=== Instruction ===
Locate every line in the records below that contains the word "Need", and copy each one.

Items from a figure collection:
--- START ---

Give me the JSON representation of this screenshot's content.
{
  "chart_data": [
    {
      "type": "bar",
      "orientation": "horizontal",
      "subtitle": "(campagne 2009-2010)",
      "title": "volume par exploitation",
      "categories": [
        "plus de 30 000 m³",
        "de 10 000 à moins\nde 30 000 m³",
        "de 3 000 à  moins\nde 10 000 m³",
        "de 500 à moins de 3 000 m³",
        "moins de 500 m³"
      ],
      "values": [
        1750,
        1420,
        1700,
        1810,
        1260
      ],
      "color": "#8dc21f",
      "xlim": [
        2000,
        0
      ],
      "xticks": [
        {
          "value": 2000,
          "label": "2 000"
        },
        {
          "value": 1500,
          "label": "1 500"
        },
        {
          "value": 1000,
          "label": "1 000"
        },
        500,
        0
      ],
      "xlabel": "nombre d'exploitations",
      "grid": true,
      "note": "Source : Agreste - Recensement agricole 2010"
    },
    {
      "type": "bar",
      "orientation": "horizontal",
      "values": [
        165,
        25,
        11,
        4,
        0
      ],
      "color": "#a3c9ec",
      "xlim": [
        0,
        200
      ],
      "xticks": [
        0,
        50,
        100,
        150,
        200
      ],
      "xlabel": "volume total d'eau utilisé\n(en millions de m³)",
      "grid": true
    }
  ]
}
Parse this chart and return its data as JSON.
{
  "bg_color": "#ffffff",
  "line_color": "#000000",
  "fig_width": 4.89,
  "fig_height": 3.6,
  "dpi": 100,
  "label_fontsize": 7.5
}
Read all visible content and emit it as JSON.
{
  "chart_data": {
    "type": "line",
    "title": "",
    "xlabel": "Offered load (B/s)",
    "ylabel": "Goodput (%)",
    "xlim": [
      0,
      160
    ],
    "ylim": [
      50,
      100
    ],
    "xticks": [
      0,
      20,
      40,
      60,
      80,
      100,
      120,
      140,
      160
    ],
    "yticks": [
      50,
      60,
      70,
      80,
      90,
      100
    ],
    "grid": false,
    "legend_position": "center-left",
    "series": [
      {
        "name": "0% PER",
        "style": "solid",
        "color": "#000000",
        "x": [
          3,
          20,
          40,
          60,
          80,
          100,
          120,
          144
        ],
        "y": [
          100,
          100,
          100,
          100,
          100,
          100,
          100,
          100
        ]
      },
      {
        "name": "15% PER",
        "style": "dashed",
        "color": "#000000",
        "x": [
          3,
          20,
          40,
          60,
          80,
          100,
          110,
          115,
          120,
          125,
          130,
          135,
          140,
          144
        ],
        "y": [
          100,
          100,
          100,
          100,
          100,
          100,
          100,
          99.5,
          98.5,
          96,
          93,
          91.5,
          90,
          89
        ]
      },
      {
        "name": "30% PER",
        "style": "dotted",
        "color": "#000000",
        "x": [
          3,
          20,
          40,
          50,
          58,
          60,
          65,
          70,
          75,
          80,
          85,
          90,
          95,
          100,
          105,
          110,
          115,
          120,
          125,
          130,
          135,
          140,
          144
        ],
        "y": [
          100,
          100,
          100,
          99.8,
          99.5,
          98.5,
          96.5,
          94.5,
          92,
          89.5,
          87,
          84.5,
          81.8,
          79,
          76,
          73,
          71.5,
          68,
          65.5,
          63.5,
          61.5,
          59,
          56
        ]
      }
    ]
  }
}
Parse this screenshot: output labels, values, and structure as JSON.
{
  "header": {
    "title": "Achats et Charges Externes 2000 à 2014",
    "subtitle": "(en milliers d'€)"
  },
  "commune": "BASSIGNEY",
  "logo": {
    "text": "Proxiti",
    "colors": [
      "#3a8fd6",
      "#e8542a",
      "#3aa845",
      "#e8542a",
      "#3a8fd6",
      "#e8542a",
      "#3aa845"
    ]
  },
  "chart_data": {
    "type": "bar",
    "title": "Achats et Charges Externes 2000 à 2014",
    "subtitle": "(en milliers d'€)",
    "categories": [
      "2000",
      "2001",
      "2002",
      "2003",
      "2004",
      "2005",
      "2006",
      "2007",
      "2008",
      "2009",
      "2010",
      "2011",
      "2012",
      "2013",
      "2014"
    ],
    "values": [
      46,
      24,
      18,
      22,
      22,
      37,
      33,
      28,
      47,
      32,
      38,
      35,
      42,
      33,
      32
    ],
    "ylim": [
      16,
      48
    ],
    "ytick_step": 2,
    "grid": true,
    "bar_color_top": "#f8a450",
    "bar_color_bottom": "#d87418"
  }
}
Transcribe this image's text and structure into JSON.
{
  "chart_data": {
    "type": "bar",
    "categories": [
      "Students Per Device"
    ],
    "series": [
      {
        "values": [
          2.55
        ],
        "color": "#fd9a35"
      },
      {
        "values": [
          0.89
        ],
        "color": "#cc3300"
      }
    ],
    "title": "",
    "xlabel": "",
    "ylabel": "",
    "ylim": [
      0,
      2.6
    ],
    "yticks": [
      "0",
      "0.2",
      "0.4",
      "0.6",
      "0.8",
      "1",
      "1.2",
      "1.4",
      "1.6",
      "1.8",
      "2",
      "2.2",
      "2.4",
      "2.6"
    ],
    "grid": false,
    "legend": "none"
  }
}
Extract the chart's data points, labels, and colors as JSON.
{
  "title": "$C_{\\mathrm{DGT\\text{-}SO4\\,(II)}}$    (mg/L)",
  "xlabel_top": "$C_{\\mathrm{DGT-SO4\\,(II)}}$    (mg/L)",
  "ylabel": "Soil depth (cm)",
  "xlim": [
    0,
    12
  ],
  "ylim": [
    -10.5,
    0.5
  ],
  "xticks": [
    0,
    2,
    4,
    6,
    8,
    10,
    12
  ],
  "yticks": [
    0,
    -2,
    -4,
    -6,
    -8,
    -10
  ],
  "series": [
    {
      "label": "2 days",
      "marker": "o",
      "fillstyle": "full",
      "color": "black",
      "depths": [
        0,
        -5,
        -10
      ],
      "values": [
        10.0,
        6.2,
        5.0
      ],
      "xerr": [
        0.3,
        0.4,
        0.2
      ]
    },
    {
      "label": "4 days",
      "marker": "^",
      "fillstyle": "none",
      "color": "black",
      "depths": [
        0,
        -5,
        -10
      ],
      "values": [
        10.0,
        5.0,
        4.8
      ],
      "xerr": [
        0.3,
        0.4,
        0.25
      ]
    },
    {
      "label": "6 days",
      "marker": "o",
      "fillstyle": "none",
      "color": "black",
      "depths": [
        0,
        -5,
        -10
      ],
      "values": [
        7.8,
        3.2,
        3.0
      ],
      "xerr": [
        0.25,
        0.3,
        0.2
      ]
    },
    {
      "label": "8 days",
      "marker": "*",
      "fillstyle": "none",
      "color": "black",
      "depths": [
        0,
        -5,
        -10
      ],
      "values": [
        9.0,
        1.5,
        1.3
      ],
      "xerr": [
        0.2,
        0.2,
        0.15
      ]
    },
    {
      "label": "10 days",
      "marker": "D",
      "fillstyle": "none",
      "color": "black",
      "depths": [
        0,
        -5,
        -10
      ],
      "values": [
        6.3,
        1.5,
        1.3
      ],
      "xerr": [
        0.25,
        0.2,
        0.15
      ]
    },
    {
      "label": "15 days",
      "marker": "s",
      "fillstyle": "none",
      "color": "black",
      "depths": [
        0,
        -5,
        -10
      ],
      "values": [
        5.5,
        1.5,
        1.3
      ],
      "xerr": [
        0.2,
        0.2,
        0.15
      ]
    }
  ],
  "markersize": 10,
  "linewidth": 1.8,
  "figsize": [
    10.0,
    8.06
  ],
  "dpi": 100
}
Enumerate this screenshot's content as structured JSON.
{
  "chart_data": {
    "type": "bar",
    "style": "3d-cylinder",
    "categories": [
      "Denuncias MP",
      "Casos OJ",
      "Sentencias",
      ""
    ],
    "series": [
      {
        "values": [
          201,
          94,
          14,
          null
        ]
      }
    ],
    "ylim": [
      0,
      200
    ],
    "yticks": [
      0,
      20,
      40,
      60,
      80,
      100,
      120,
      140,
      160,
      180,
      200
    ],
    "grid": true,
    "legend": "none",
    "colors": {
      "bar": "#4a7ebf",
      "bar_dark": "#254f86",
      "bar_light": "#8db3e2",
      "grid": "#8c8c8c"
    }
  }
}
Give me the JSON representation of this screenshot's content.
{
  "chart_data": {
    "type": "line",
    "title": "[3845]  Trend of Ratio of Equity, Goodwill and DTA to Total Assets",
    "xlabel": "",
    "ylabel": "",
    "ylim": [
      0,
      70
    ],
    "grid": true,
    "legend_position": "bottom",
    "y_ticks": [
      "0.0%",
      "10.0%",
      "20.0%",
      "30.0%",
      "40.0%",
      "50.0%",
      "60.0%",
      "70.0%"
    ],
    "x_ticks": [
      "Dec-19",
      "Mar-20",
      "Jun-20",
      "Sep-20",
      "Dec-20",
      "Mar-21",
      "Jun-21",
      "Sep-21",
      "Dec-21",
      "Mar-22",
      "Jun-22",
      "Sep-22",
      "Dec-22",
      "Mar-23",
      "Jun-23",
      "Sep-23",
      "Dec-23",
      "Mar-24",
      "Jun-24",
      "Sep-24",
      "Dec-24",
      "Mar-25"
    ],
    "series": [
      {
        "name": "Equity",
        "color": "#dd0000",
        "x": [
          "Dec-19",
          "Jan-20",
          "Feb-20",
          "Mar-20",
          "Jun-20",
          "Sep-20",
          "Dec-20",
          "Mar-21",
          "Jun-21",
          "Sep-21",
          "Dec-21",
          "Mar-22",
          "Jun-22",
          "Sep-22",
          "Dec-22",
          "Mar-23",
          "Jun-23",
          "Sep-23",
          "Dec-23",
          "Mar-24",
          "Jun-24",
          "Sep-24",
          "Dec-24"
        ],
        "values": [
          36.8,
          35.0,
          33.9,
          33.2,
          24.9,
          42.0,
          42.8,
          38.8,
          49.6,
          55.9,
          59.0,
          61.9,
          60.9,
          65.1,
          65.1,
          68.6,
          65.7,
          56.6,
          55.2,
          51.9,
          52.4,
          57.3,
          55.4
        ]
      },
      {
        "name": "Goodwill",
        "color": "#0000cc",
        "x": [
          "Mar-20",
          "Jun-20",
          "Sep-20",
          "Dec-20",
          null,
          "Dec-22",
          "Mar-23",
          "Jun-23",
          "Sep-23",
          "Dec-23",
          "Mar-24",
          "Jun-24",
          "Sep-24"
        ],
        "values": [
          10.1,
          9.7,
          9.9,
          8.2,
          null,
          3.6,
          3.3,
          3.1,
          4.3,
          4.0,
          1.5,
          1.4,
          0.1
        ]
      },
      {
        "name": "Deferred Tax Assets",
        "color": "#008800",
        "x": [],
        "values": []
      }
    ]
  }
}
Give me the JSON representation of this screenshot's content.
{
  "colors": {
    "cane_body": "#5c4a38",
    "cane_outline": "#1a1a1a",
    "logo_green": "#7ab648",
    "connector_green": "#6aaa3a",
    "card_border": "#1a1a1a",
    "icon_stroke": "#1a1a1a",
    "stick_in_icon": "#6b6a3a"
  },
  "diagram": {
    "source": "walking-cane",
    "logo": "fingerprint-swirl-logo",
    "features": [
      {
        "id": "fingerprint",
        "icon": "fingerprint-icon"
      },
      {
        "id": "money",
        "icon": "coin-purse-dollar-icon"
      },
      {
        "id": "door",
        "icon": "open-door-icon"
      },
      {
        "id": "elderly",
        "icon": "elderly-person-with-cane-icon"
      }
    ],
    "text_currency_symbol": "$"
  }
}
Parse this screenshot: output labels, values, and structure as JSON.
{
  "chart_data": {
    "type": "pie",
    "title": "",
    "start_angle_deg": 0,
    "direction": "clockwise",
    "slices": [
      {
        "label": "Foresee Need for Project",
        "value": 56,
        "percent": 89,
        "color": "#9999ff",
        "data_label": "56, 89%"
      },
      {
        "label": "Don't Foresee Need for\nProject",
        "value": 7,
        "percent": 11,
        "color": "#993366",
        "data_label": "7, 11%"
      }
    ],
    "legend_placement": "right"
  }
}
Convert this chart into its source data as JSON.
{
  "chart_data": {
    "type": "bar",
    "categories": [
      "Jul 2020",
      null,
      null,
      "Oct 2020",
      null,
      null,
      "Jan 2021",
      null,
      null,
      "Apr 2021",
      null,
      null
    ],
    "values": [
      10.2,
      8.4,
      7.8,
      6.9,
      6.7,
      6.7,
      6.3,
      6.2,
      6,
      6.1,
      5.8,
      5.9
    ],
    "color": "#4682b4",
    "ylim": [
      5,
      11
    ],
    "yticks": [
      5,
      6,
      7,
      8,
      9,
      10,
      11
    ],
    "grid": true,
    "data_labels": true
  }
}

--- END ---

=== Answer to the problem ===
        "label": "Foresee Need for Project",
        "label": "Don't Foresee Need for\nProject",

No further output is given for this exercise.